> **LISTED ENTRIES**
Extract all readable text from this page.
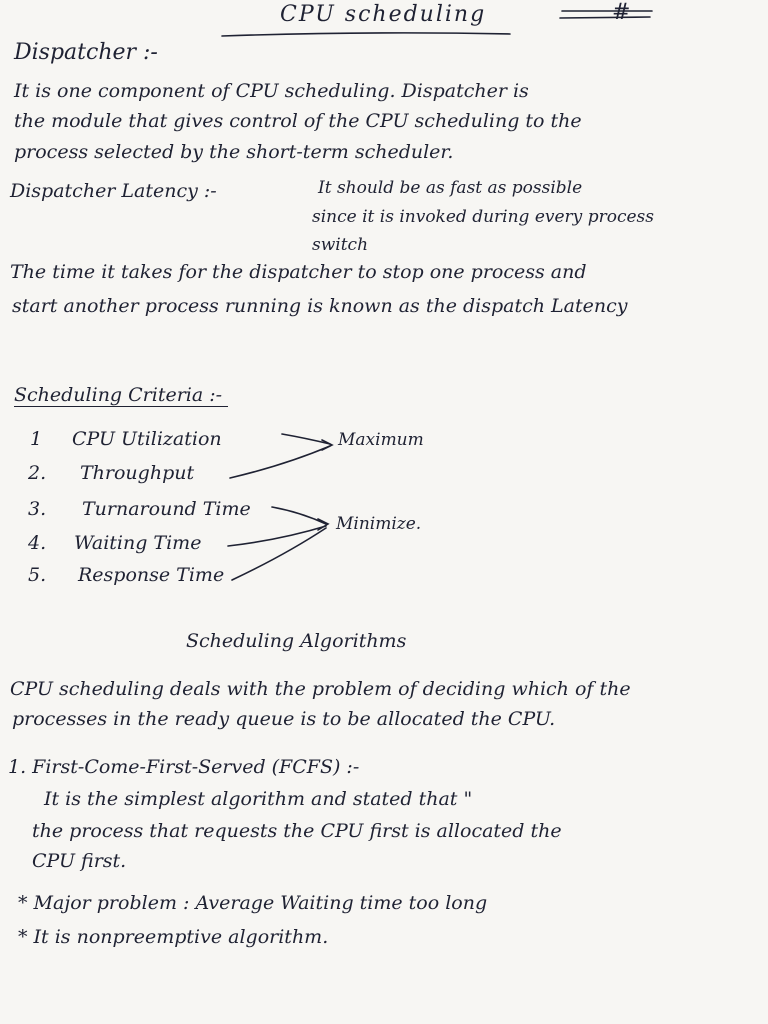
CPU scheduling	#
Dispatcher :-
It is one component of CPU scheduling. Dispatcher is
the module that gives control of the CPU scheduling to the
process selected by the short-term scheduler.
Dispatcher Latency :-	It should be as fast as possible
since it is invoked during every process
switch
The time it takes for the dispatcher to stop one process and
start another process running is known as the dispatch Latency
Scheduling Criteria :-
1 CPU Utilization
2. Throughput
3. Turnaround Time
4. Waiting Time
5. Response Time
Maximum
Minimize.
Scheduling Algorithms
CPU scheduling deals with the problem of deciding which of the
processes in the ready queue is to be allocated the CPU.
1. First-Come-First-Served (FCFS) :-
It is the simplest algorithm and stated that "
the process that requests the CPU first is allocated the
CPU first.
* Major problem : Average Waiting time too long
* It is nonpreemptive algorithm.
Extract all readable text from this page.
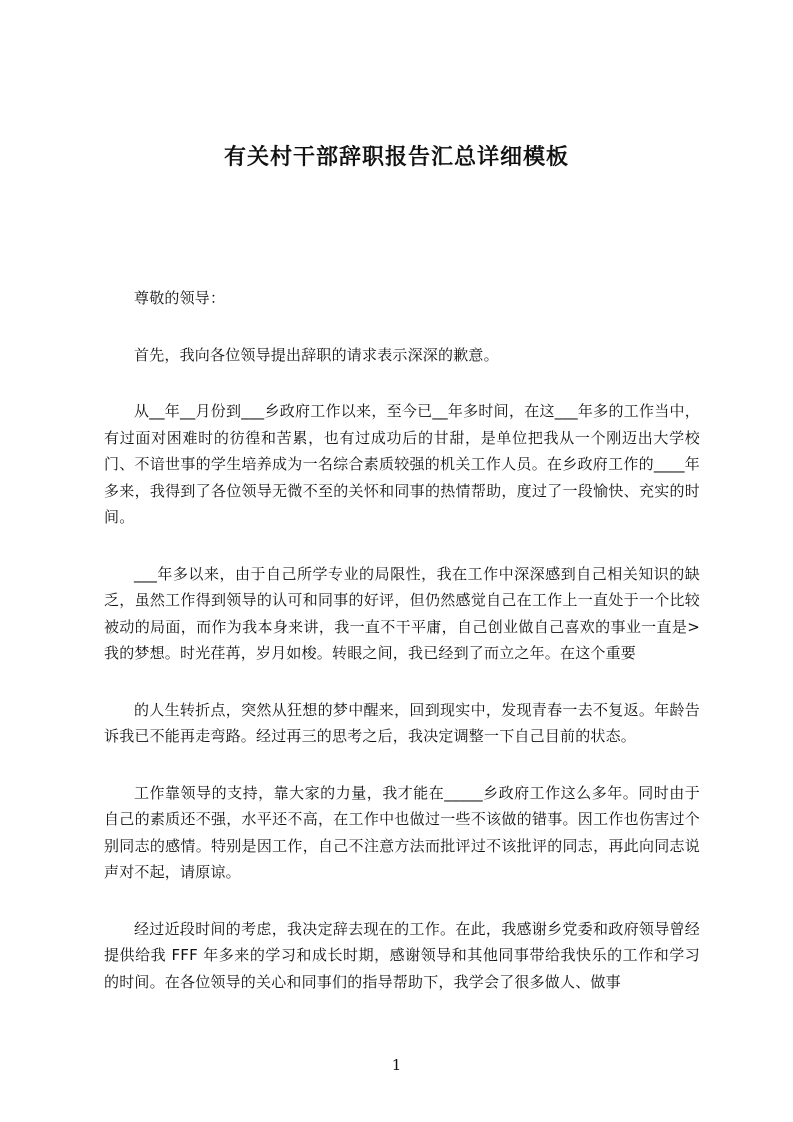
有关村干部辞职报告汇总详细模板

尊敬的领导：

首先，我向各位领导提出辞职的请求表示深深的歉意。

从__年__月份到___乡政府工作以来，至今已__年多时间，在这___年多的工作当中，有过面对困难时的彷徨和苦累，也有过成功后的甘甜，是单位把我从一个刚迈出大学校门、不谙世事的学生培养成为一名综合素质较强的机关工作人员。在乡政府工作的____年多来，我得到了各位领导无微不至的关怀和同事的热情帮助，度过了一段愉快、充实的时间。

___年多以来，由于自己所学专业的局限性，我在工作中深深感到自己相关知识的缺乏，虽然工作得到领导的认可和同事的好评，但仍然感觉自己在工作上一直处于一个比较被动的局面，而作为我本身来讲，我一直不干平庸，自己创业做自己喜欢的事业一直是>我的梦想。时光荏苒，岁月如梭。转眼之间，我已经到了而立之年。在这个重要

的人生转折点，突然从狂想的梦中醒来，回到现实中，发现青春一去不复返。年龄告诉我已不能再走弯路。经过再三的思考之后，我决定调整一下自己目前的状态。

工作靠领导的支持，靠大家的力量，我才能在_____乡政府工作这么多年。同时由于自己的素质还不强，水平还不高，在工作中也做过一些不该做的错事。因工作也伤害过个别同志的感情。特别是因工作，自己不注意方法而批评过不该批评的同志，再此向同志说声对不起，请原谅。

经过近段时间的考虑，我决定辞去现在的工作。在此，我感谢乡党委和政府领导曾经提供给我 FFF 年多来的学习和成长时期，感谢领导和其他同事带给我快乐的工作和学习的时间。在各位领导的关心和同事们的指导帮助下，我学会了很多做人、做事

1
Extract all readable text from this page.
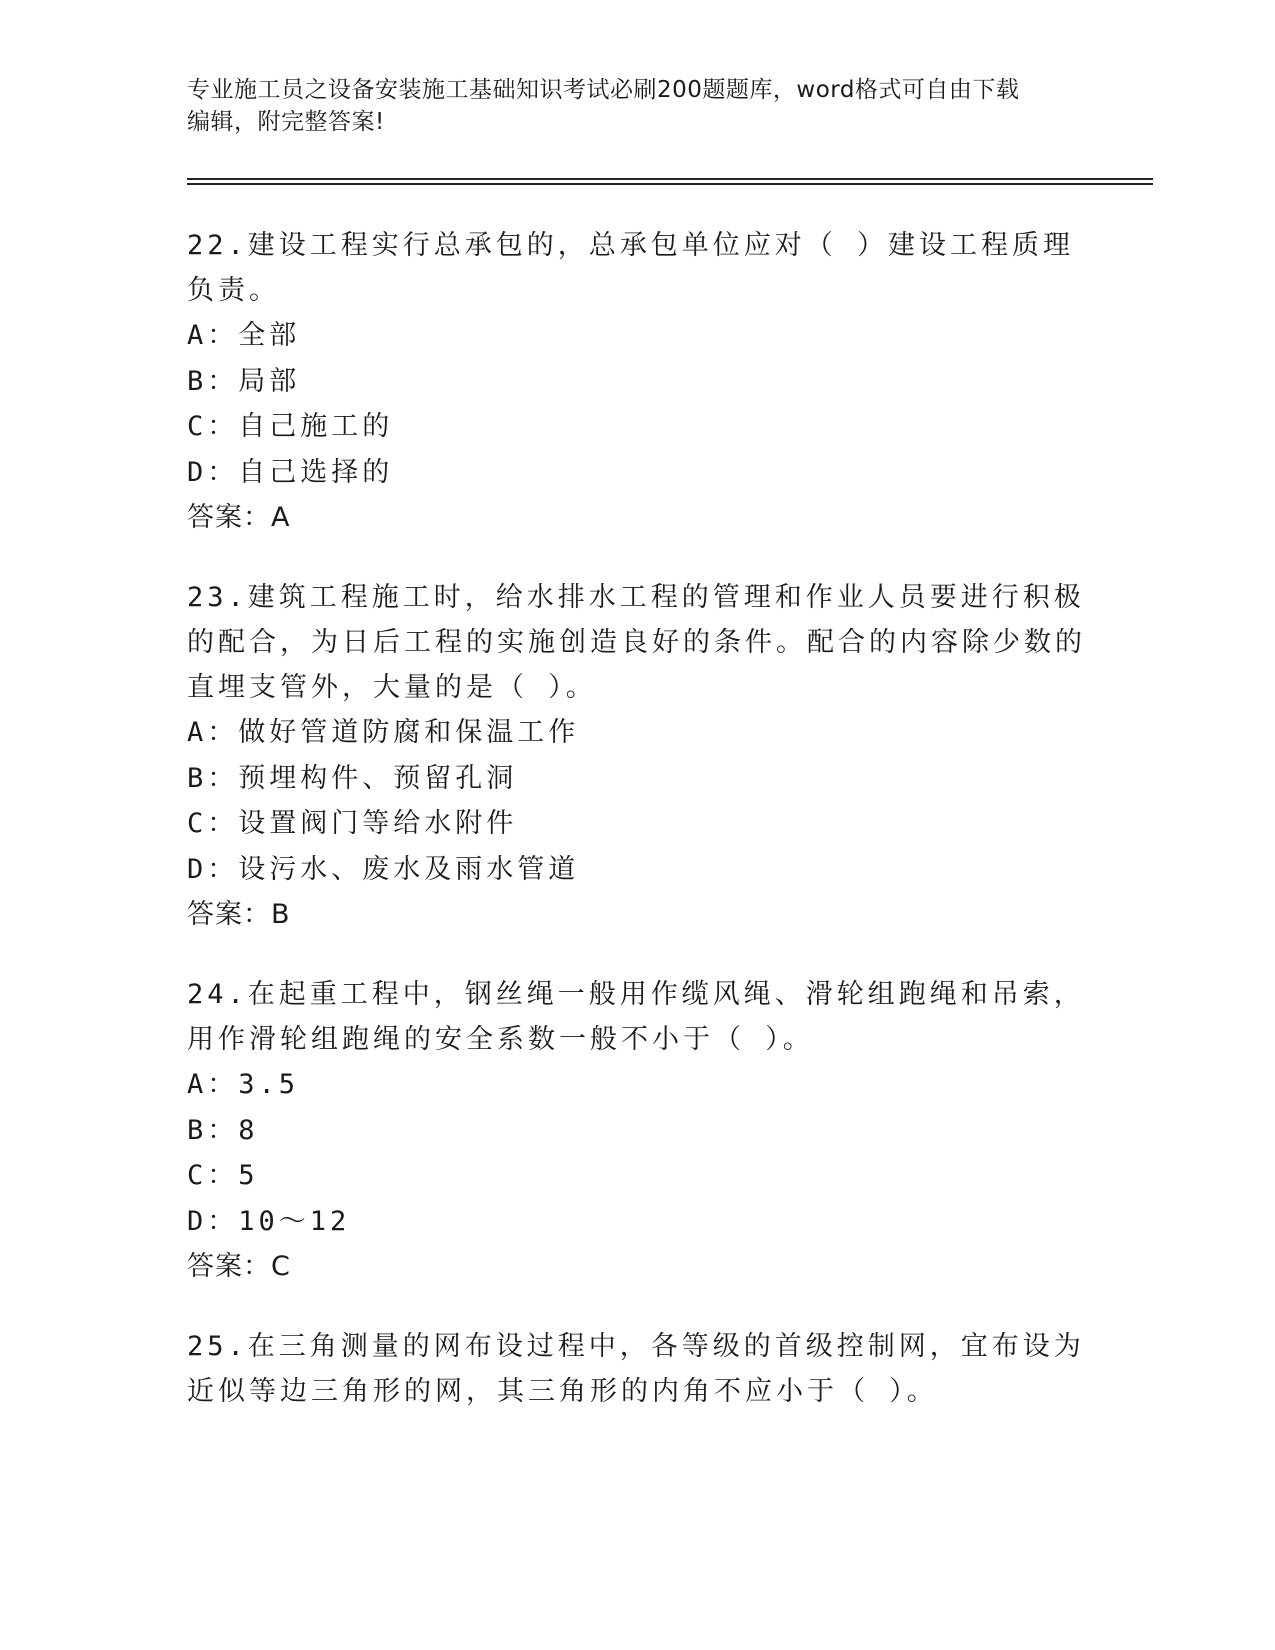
专业施工员之设备安装施工基础知识考试必刷200题题库，word格式可自由下载
编辑，附完整答案!

22.建设工程实行总承包的，总承包单位应对（ ）建设工程质理负责。

A： 全部

B： 局部

C： 自己施工的

D： 自己选择的

答案：A

23.建筑工程施工时，给水排水工程的管理和作业人员要进行积极的配合，为日后工程的实施创造良好的条件。配合的内容除少数的直埋支管外，大量的是（ ）。

A： 做好管道防腐和保温工作

B： 预埋构件、预留孔洞

C： 设置阀门等给水附件

D： 设污水、废水及雨水管道

答案：B

24.在起重工程中，钢丝绳一般用作缆风绳、滑轮组跑绳和吊索，用作滑轮组跑绳的安全系数一般不小于（ ）。

A： 3.5

B： 8

C： 5

D： 10～12

答案：C

25.在三角测量的网布设过程中，各等级的首级控制网，宜布设为近似等边三角形的网，其三角形的内角不应小于（ ）。
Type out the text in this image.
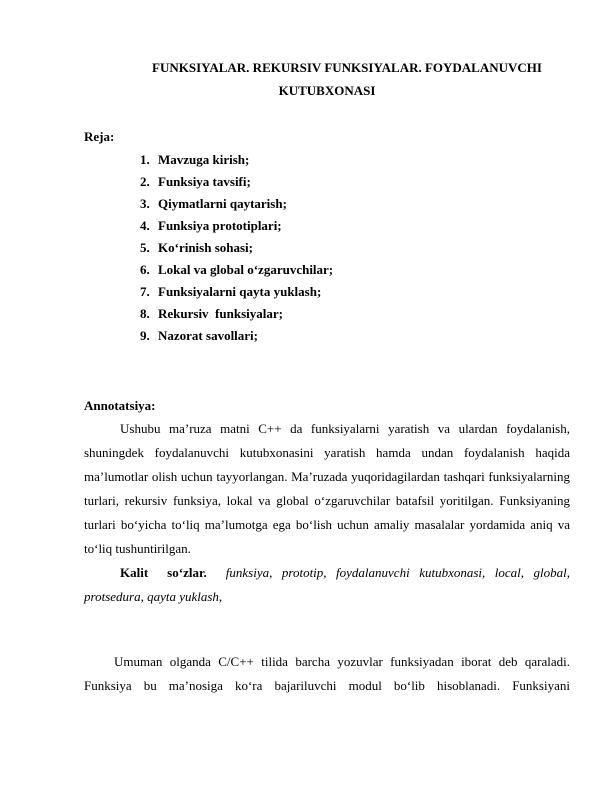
FUNKSIYALAR. REKURSIV FUNKSIYALAR. FOYDALANUVCHI
KUTUBXONASI
Reja:
1. Mavzuga kirish;
2. Funksiya tavsifi;
3. Qiymatlarni qaytarish;
4. Funksiya prototiplari;
5. Ko‘rinish sohasi;
6. Lokal va global o‘zgaruvchilar;
7. Funksiyalarni qayta yuklash;
8. Rekursiv  funksiyalar;
9. Nazorat savollari;
Annotatsiya:

Ushubu ma’ruza matni C++ da funksiyalarni yaratish va ulardan foydalanish, shuningdek foydalanuvchi kutubxonasini yaratish hamda undan foydalanish haqida ma’lumotlar olish uchun tayyorlangan. Ma’ruzada yuqoridagilardan tashqari funksiyalarning turlari, rekursiv funksiya, lokal va global o‘zgaruvchilar batafsil yoritilgan. Funksiyaning turlari bo‘yicha to‘liq ma’lumotga ega bo‘lish uchun amaliy masalalar yordamida aniq va to‘liq tushuntirilgan.

Kalit  so‘zlar. funksiya, prototip, foydalanuvchi kutubxonasi, local, global, protsedura, qayta yuklash,

Umuman olganda C/C++ tilida barcha yozuvlar funksiyadan iborat deb qaraladi. Funksiya bu ma’nosiga ko‘ra bajariluvchi modul bo‘lib hisoblanadi. Funksiyani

> **EXERCISE AIM**
Omit the pictures. Output every record above word for word.

> **OUTPUT BELOW**
Extract all readable text from this page.
CPU scheduling	#
Dispatcher :-
It is one component of CPU scheduling. Dispatcher is
the module that gives control of the CPU scheduling to the
process selected by the short-term scheduler.
Dispatcher Latency :-	It should be as fast as possible
since it is invoked during every process
switch
The time it takes for the dispatcher to stop one process and
start another process running is known as the dispatch Latency
Scheduling Criteria :-
1 CPU Utilization
2. Throughput
3. Turnaround Time
4. Waiting Time
5. Response Time
Maximum
Minimize.
Scheduling Algorithms
CPU scheduling deals with the problem of deciding which of the
processes in the ready queue is to be allocated the CPU.
1. First-Come-First-Served (FCFS) :-
It is the simplest algorithm and stated that "
the process that requests the CPU first is allocated the
CPU first.
* Major problem : Average Waiting time too long
* It is nonpreemptive algorithm.
Extract all readable text from this page.
有关村干部辞职报告汇总详细模板

尊敬的领导：

首先，我向各位领导提出辞职的请求表示深深的歉意。

从__年__月份到___乡政府工作以来，至今已__年多时间，在这___年多的工作当中，有过面对困难时的彷徨和苦累，也有过成功后的甘甜，是单位把我从一个刚迈出大学校门、不谙世事的学生培养成为一名综合素质较强的机关工作人员。在乡政府工作的____年多来，我得到了各位领导无微不至的关怀和同事的热情帮助，度过了一段愉快、充实的时间。

___年多以来，由于自己所学专业的局限性，我在工作中深深感到自己相关知识的缺乏，虽然工作得到领导的认可和同事的好评，但仍然感觉自己在工作上一直处于一个比较被动的局面，而作为我本身来讲，我一直不干平庸，自己创业做自己喜欢的事业一直是>我的梦想。时光荏苒，岁月如梭。转眼之间，我已经到了而立之年。在这个重要

的人生转折点，突然从狂想的梦中醒来，回到现实中，发现青春一去不复返。年龄告诉我已不能再走弯路。经过再三的思考之后，我决定调整一下自己目前的状态。

工作靠领导的支持，靠大家的力量，我才能在_____乡政府工作这么多年。同时由于自己的素质还不强，水平还不高，在工作中也做过一些不该做的错事。因工作也伤害过个别同志的感情。特别是因工作，自己不注意方法而批评过不该批评的同志，再此向同志说声对不起，请原谅。

经过近段时间的考虑，我决定辞去现在的工作。在此，我感谢乡党委和政府领导曾经提供给我 FFF 年多来的学习和成长时期，感谢领导和其他同事带给我快乐的工作和学习的时间。在各位领导的关心和同事们的指导帮助下，我学会了很多做人、做事

1
Extract all readable text from this page.
专业施工员之设备安装施工基础知识考试必刷200题题库，word格式可自由下载
编辑，附完整答案!

22.建设工程实行总承包的，总承包单位应对（ ）建设工程质理负责。

A： 全部

B： 局部

C： 自己施工的

D： 自己选择的

答案：A

23.建筑工程施工时，给水排水工程的管理和作业人员要进行积极的配合，为日后工程的实施创造良好的条件。配合的内容除少数的直埋支管外，大量的是（ ）。

A： 做好管道防腐和保温工作

B： 预埋构件、预留孔洞

C： 设置阀门等给水附件

D： 设污水、废水及雨水管道

答案：B

24.在起重工程中，钢丝绳一般用作缆风绳、滑轮组跑绳和吊索，用作滑轮组跑绳的安全系数一般不小于（ ）。

A： 3.5

B： 8

C： 5

D： 10～12

答案：C

25.在三角测量的网布设过程中，各等级的首级控制网，宜布设为近似等边三角形的网，其三角形的内角不应小于（ ）。
Type out the text in this image.
FUNKSIYALAR. REKURSIV FUNKSIYALAR. FOYDALANUVCHI
KUTUBXONASI
Reja:
1. Mavzuga kirish;
2. Funksiya tavsifi;
3. Qiymatlarni qaytarish;
4. Funksiya prototiplari;
5. Ko‘rinish sohasi;
6. Lokal va global o‘zgaruvchilar;
7. Funksiyalarni qayta yuklash;
8. Rekursiv  funksiyalar;
9. Nazorat savollari;
Annotatsiya:

Ushubu ma’ruza matni C++ da funksiyalarni yaratish va ulardan foydalanish, shuningdek foydalanuvchi kutubxonasini yaratish hamda undan foydalanish haqida ma’lumotlar olish uchun tayyorlangan. Ma’ruzada yuqoridagilardan tashqari funksiyalarning turlari, rekursiv funksiya, lokal va global o‘zgaruvchilar batafsil yoritilgan. Funksiyaning turlari bo‘yicha to‘liq ma’lumotga ega bo‘lish uchun amaliy masalalar yordamida aniq va to‘liq tushuntirilgan.

Kalit  so‘zlar. funksiya, prototip, foydalanuvchi kutubxonasi, local, global, protsedura, qayta yuklash,

Umuman olganda C/C++ tilida barcha yozuvlar funksiyadan iborat deb qaraladi. Funksiya bu ma’nosiga ko‘ra bajariluvchi modul bo‘lib hisoblanadi. Funksiyani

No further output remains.